- [Problem requirements]:
Print the listing below exactly.

- [Material for the task]:

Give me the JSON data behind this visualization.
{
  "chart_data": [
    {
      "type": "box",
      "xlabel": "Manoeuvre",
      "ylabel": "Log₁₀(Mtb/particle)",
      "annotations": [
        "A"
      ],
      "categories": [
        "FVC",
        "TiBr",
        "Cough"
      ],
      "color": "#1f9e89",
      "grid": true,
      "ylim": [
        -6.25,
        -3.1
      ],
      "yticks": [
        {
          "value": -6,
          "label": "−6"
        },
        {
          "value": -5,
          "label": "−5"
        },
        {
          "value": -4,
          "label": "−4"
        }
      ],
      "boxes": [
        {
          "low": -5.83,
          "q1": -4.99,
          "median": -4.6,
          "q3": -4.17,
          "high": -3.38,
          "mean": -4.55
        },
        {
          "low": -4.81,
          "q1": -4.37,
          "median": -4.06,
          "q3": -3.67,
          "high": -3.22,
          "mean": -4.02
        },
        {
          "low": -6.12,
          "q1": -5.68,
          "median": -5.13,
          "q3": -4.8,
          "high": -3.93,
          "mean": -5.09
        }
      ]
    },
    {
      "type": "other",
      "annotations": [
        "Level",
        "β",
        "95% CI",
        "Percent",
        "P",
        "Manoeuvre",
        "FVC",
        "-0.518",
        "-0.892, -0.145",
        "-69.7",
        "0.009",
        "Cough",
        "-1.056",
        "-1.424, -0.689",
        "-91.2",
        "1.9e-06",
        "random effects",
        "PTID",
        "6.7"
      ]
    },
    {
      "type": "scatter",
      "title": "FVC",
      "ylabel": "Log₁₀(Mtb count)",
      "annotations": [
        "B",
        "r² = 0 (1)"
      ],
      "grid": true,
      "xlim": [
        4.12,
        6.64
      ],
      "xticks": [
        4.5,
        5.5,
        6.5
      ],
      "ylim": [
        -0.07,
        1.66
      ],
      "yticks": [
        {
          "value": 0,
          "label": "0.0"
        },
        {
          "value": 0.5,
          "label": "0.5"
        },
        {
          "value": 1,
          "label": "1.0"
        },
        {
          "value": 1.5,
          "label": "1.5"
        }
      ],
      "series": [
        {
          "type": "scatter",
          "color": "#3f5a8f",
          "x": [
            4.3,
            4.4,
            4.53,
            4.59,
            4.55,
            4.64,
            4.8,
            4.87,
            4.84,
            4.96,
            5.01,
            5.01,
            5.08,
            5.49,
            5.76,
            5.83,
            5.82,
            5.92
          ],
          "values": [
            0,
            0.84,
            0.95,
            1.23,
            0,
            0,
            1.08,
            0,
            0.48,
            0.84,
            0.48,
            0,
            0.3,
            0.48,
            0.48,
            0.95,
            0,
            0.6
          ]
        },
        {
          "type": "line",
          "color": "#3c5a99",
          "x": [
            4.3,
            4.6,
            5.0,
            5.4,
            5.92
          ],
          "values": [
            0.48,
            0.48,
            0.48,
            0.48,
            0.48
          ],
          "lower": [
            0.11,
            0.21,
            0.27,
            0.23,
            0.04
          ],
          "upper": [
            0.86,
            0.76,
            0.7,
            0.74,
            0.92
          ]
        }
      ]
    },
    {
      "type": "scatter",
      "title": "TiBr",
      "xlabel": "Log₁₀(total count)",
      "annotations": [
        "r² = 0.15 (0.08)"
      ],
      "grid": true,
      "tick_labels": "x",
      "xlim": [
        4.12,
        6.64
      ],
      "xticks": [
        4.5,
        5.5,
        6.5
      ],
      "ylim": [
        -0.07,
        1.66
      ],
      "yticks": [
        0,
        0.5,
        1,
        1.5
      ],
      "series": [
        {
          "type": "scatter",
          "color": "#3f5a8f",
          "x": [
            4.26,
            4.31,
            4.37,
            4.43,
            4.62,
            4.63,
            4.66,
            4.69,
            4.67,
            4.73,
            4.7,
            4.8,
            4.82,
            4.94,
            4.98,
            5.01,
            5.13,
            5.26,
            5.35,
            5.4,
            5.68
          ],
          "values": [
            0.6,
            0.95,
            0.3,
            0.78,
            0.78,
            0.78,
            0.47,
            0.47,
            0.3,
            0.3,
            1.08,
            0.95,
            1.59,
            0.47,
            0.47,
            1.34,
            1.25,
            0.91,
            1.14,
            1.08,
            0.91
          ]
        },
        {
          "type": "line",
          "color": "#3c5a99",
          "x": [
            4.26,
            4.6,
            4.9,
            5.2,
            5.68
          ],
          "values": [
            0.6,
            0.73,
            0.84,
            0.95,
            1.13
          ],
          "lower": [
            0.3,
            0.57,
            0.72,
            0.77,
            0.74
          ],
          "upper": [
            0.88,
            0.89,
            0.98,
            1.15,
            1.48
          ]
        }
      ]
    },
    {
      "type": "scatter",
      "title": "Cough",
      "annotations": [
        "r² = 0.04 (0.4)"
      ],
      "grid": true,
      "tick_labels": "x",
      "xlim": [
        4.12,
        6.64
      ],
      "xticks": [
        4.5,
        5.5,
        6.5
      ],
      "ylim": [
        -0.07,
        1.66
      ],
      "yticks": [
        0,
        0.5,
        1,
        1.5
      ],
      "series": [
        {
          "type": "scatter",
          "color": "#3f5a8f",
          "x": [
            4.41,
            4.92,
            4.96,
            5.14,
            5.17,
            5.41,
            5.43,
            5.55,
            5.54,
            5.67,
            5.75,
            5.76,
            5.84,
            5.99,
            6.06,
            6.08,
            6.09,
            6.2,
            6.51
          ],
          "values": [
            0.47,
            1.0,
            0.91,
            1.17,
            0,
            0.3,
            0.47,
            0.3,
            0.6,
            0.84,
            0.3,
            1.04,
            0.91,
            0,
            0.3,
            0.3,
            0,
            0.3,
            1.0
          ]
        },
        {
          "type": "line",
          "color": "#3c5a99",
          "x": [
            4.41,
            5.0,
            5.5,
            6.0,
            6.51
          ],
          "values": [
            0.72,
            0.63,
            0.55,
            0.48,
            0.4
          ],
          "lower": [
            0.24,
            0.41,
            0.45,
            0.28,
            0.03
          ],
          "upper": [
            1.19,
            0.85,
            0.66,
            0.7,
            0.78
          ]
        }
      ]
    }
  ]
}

- [Completed exercise]:
Give me the JSON data behind this visualization.
{
  "chart_data": [
    {
      "type": "box",
      "xlabel": "Manoeuvre",
      "ylabel": "Log₁₀(Mtb/particle)",
      "annotations": [
        "A"
      ],
      "categories": [
        "FVC",
        "TiBr",
        "Cough"
      ],
      "color": "#1f9e89",
      "grid": true,
      "ylim": [
        -6.25,
        -3.1
      ],
      "yticks": [
        {
          "value": -6,
          "label": "−6"
        },
        {
          "value": -5,
          "label": "−5"
        },
        {
          "value": -4,
          "label": "−4"
        }
      ],
      "boxes": [
        {
          "low": -5.83,
          "q1": -4.99,
          "median": -4.6,
          "q3": -4.17,
          "high": -3.38,
          "mean": -4.55
        },
        {
          "low": -4.81,
          "q1": -4.37,
          "median": -4.06,
          "q3": -3.67,
          "high": -3.22,
          "mean": -4.02
        },
        {
          "low": -6.12,
          "q1": -5.68,
          "median": -5.13,
          "q3": -4.8,
          "high": -3.93,
          "mean": -5.09
        }
      ]
    },
    {
      "type": "other",
      "annotations": [
        "Level",
        "β",
        "95% CI",
        "Percent",
        "P",
        "Manoeuvre",
        "FVC",
        "-0.518",
        "-0.892, -0.145",
        "-69.7",
        "0.009",
        "Cough",
        "-1.056",
        "-1.424, -0.689",
        "-91.2",
        "1.9e-06",
        "random effects",
        "PTID",
        "6.7"
      ]
    },
    {
      "type": "scatter",
      "title": "FVC",
      "ylabel": "Log₁₀(Mtb count)",
      "annotations": [
        "B",
        "r² = 0 (1)"
      ],
      "grid": true,
      "xlim": [
        4.12,
        6.64
      ],
      "xticks": [
        4.5,
        5.5,
        6.5
      ],
      "ylim": [
        -0.07,
        1.66
      ],
      "yticks": [
        {
          "value": 0,
          "label": "0.0"
        },
        {
          "value": 0.5,
          "label": "0.5"
        },
        {
          "value": 1,
          "label": "1.0"
        },
        {
          "value": 1.5,
          "label": "1.5"
        }
      ],
      "series": [
        {
          "type": "scatter",
          "color": "#3f5a8f",
          "x": [
            4.3,
            4.4,
            4.53,
            4.59,
            4.55,
            4.64,
            4.8,
            4.87,
            4.84,
            4.96,
            5.01,
            5.01,
            5.08,
            5.49,
            5.76,
            5.83,
            5.82,
            5.92
          ],
          "values": [
            0,
            0.84,
            0.95,
            1.23,
            0,
            0,
            1.08,
            0,
            0.48,
            0.84,
            0.48,
            0,
            0.3,
            0.48,
            0.48,
            0.95,
            0,
            0.6
          ]
        },
        {
          "type": "line",
          "color": "#3c5a99",
          "x": [
            4.3,
            4.6,
            5.0,
            5.4,
            5.92
          ],
          "values": [
            0.48,
            0.48,
            0.48,
            0.48,
            0.48
          ],
          "lower": [
            0.11,
            0.21,
            0.27,
            0.23,
            0.04
          ],
          "upper": [
            0.86,
            0.76,
            0.7,
            0.74,
            0.92
          ]
        }
      ]
    },
    {
      "type": "scatter",
      "title": "TiBr",
      "xlabel": "Log₁₀(total count)",
      "annotations": [
        "r² = 0.15 (0.08)"
      ],
      "grid": true,
      "tick_labels": "x",
      "xlim": [
        4.12,
        6.64
      ],
      "xticks": [
        4.5,
        5.5,
        6.5
      ],
      "ylim": [
        -0.07,
        1.66
      ],
      "yticks": [
        0,
        0.5,
        1,
        1.5
      ],
      "series": [
        {
          "type": "scatter",
          "color": "#3f5a8f",
          "x": [
            4.26,
            4.31,
            4.37,
            4.43,
            4.62,
            4.63,
            4.66,
            4.69,
            4.67,
            4.73,
            4.7,
            4.8,
            4.82,
            4.94,
            4.98,
            5.01,
            5.13,
            5.26,
            5.35,
            5.4,
            5.68
          ],
          "values": [
            0.6,
            0.95,
            0.3,
            0.78,
            0.78,
            0.78,
            0.47,
            0.47,
            0.3,
            0.3,
            1.08,
            0.95,
            1.59,
            0.47,
            0.47,
            1.34,
            1.25,
            0.91,
            1.14,
            1.08,
            0.91
          ]
        },
        {
          "type": "line",
          "color": "#3c5a99",
          "x": [
            4.26,
            4.6,
            4.9,
            5.2,
            5.68
          ],
          "values": [
            0.6,
            0.73,
            0.84,
            0.95,
            1.13
          ],
          "lower": [
            0.3,
            0.57,
            0.72,
            0.77,
            0.74
          ],
          "upper": [
            0.88,
            0.89,
            0.98,
            1.15,
            1.48
          ]
        }
      ]
    },
    {
      "type": "scatter",
      "title": "Cough",
      "annotations": [
        "r² = 0.04 (0.4)"
      ],
      "grid": true,
      "tick_labels": "x",
      "xlim": [
        4.12,
        6.64
      ],
      "xticks": [
        4.5,
        5.5,
        6.5
      ],
      "ylim": [
        -0.07,
        1.66
      ],
      "yticks": [
        0,
        0.5,
        1,
        1.5
      ],
      "series": [
        {
          "type": "scatter",
          "color": "#3f5a8f",
          "x": [
            4.41,
            4.92,
            4.96,
            5.14,
            5.17,
            5.41,
            5.43,
            5.55,
            5.54,
            5.67,
            5.75,
            5.76,
            5.84,
            5.99,
            6.06,
            6.08,
            6.09,
            6.2,
            6.51
          ],
          "values": [
            0.47,
            1.0,
            0.91,
            1.17,
            0,
            0.3,
            0.47,
            0.3,
            0.6,
            0.84,
            0.3,
            1.04,
            0.91,
            0,
            0.3,
            0.3,
            0,
            0.3,
            1.0
          ]
        },
        {
          "type": "line",
          "color": "#3c5a99",
          "x": [
            4.41,
            5.0,
            5.5,
            6.0,
            6.51
          ],
          "values": [
            0.72,
            0.63,
            0.55,
            0.48,
            0.4
          ],
          "lower": [
            0.24,
            0.41,
            0.45,
            0.28,
            0.03
          ],
          "upper": [
            1.19,
            0.85,
            0.66,
            0.7,
            0.78
          ]
        }
      ]
    }
  ]
}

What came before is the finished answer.